(Entries with figure data)
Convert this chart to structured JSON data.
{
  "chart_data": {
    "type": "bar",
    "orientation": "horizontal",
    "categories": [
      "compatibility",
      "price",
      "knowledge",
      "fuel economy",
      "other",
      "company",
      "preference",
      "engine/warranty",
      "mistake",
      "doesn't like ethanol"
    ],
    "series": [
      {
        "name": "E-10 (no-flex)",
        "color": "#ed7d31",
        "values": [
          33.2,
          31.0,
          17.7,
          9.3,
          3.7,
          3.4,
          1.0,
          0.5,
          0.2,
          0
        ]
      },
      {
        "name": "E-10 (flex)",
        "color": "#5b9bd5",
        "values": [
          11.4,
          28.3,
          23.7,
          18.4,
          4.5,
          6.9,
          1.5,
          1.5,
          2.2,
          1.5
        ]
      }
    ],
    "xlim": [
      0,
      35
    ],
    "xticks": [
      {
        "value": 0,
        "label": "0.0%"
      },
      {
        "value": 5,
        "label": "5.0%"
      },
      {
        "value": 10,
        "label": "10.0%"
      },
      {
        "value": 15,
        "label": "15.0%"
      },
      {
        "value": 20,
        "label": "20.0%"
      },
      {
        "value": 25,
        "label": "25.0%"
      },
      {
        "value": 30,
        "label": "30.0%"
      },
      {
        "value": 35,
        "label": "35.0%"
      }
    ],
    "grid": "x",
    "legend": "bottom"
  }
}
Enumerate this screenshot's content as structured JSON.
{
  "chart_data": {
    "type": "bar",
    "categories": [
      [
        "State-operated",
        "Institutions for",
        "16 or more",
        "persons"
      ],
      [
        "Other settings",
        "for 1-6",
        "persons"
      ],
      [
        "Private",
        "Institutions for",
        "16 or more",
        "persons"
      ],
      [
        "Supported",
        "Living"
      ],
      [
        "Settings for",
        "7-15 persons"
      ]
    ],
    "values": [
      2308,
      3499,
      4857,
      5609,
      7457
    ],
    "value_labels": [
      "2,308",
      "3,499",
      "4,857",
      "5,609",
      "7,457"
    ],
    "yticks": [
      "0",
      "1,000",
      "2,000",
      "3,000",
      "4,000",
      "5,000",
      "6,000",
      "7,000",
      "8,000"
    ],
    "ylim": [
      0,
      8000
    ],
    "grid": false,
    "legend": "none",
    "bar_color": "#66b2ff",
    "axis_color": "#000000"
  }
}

__WHAT IS REQUIRED__
Could you reproduce every record above exactly as it appears?

__ANSWER FOR THE TASK__
Convert this chart to structured JSON data.
{
  "chart_data": {
    "type": "bar",
    "orientation": "horizontal",
    "categories": [
      "compatibility",
      "price",
      "knowledge",
      "fuel economy",
      "other",
      "company",
      "preference",
      "engine/warranty",
      "mistake",
      "doesn't like ethanol"
    ],
    "series": [
      {
        "name": "E-10 (no-flex)",
        "color": "#ed7d31",
        "values": [
          33.2,
          31.0,
          17.7,
          9.3,
          3.7,
          3.4,
          1.0,
          0.5,
          0.2,
          0
        ]
      },
      {
        "name": "E-10 (flex)",
        "color": "#5b9bd5",
        "values": [
          11.4,
          28.3,
          23.7,
          18.4,
          4.5,
          6.9,
          1.5,
          1.5,
          2.2,
          1.5
        ]
      }
    ],
    "xlim": [
      0,
      35
    ],
    "xticks": [
      {
        "value": 0,
        "label": "0.0%"
      },
      {
        "value": 5,
        "label": "5.0%"
      },
      {
        "value": 10,
        "label": "10.0%"
      },
      {
        "value": 15,
        "label": "15.0%"
      },
      {
        "value": 20,
        "label": "20.0%"
      },
      {
        "value": 25,
        "label": "25.0%"
      },
      {
        "value": 30,
        "label": "30.0%"
      },
      {
        "value": 35,
        "label": "35.0%"
      }
    ],
    "grid": "x",
    "legend": "bottom"
  }
}
Enumerate this screenshot's content as structured JSON.
{
  "chart_data": {
    "type": "bar",
    "categories": [
      [
        "State-operated",
        "Institutions for",
        "16 or more",
        "persons"
      ],
      [
        "Other settings",
        "for 1-6",
        "persons"
      ],
      [
        "Private",
        "Institutions for",
        "16 or more",
        "persons"
      ],
      [
        "Supported",
        "Living"
      ],
      [
        "Settings for",
        "7-15 persons"
      ]
    ],
    "values": [
      2308,
      3499,
      4857,
      5609,
      7457
    ],
    "value_labels": [
      "2,308",
      "3,499",
      "4,857",
      "5,609",
      "7,457"
    ],
    "yticks": [
      "0",
      "1,000",
      "2,000",
      "3,000",
      "4,000",
      "5,000",
      "6,000",
      "7,000",
      "8,000"
    ],
    "ylim": [
      0,
      8000
    ],
    "grid": false,
    "legend": "none",
    "bar_color": "#66b2ff",
    "axis_color": "#000000"
  }
}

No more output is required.